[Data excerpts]

------------------------------------------------------------------------

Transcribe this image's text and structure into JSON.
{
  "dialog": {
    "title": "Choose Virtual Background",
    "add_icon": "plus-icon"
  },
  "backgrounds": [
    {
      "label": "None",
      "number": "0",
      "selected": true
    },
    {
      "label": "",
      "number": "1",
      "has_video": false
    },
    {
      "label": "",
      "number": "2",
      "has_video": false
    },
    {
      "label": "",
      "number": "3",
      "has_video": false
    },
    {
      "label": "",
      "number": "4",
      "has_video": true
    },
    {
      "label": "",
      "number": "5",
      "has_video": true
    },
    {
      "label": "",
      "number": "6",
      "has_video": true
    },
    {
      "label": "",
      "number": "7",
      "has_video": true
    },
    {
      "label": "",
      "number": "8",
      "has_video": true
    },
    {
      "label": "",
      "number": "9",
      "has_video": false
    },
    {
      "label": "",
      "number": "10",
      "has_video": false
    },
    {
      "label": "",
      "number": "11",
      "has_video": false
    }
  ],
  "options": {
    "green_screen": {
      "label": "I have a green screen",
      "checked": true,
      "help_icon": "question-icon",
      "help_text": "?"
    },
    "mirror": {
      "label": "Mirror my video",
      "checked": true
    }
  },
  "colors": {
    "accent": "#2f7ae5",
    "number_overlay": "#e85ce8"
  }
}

------------------------------------------------------------------------

Repeat every record exactly as written, please.

Transcribe this image's text and structure into JSON.
{
  "dialog": {
    "title": "Choose Virtual Background",
    "add_icon": "plus-icon"
  },
  "backgrounds": [
    {
      "label": "None",
      "number": "0",
      "selected": true
    },
    {
      "label": "",
      "number": "1",
      "has_video": false
    },
    {
      "label": "",
      "number": "2",
      "has_video": false
    },
    {
      "label": "",
      "number": "3",
      "has_video": false
    },
    {
      "label": "",
      "number": "4",
      "has_video": true
    },
    {
      "label": "",
      "number": "5",
      "has_video": true
    },
    {
      "label": "",
      "number": "6",
      "has_video": true
    },
    {
      "label": "",
      "number": "7",
      "has_video": true
    },
    {
      "label": "",
      "number": "8",
      "has_video": true
    },
    {
      "label": "",
      "number": "9",
      "has_video": false
    },
    {
      "label": "",
      "number": "10",
      "has_video": false
    },
    {
      "label": "",
      "number": "11",
      "has_video": false
    }
  ],
  "options": {
    "green_screen": {
      "label": "I have a green screen",
      "checked": true,
      "help_icon": "question-icon",
      "help_text": "?"
    },
    "mirror": {
      "label": "Mirror my video",
      "checked": true
    }
  },
  "colors": {
    "accent": "#2f7ae5",
    "number_overlay": "#e85ce8"
  }
}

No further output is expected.